## [What you need to do]
Reproduce the records below exactly as shown.

▽

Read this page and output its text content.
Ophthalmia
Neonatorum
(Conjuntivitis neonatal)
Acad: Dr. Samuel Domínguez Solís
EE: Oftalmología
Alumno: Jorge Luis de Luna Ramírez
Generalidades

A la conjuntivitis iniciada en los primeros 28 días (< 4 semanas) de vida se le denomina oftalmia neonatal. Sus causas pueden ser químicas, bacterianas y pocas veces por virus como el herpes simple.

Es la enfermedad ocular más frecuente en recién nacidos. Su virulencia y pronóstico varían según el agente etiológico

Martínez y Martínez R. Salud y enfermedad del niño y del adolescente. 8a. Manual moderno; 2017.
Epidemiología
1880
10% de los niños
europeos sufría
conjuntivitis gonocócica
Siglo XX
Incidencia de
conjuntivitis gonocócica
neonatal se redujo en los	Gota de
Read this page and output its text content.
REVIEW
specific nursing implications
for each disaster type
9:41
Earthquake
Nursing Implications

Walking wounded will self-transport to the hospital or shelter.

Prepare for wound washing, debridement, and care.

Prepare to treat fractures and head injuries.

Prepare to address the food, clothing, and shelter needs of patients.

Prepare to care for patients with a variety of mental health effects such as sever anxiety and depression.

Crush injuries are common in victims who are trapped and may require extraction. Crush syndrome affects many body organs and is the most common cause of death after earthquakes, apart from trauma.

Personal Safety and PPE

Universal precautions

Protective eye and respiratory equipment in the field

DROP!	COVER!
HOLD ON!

△

## [The answer]
Read this page and output its text content.
Ophthalmia
Neonatorum
(Conjuntivitis neonatal)
Acad: Dr. Samuel Domínguez Solís
EE: Oftalmología
Alumno: Jorge Luis de Luna Ramírez
Generalidades

A la conjuntivitis iniciada en los primeros 28 días (< 4 semanas) de vida se le denomina oftalmia neonatal. Sus causas pueden ser químicas, bacterianas y pocas veces por virus como el herpes simple.

Es la enfermedad ocular más frecuente en recién nacidos. Su virulencia y pronóstico varían según el agente etiológico

Martínez y Martínez R. Salud y enfermedad del niño y del adolescente. 8a. Manual moderno; 2017.
Epidemiología
1880
10% de los niños
europeos sufría
conjuntivitis gonocócica
Siglo XX
Incidencia de
conjuntivitis gonocócica
neonatal se redujo en los	Gota de
Read this page and output its text content.
REVIEW
specific nursing implications
for each disaster type
9:41
Earthquake
Nursing Implications

Walking wounded will self-transport to the hospital or shelter.

Prepare for wound washing, debridement, and care.

Prepare to treat fractures and head injuries.

Prepare to address the food, clothing, and shelter needs of patients.

Prepare to care for patients with a variety of mental health effects such as sever anxiety and depression.

Crush injuries are common in victims who are trapped and may require extraction. Crush syndrome affects many body organs and is the most common cause of death after earthquakes, apart from trauma.

Personal Safety and PPE

Universal precautions

Protective eye and respiratory equipment in the field

DROP!	COVER!
HOLD ON!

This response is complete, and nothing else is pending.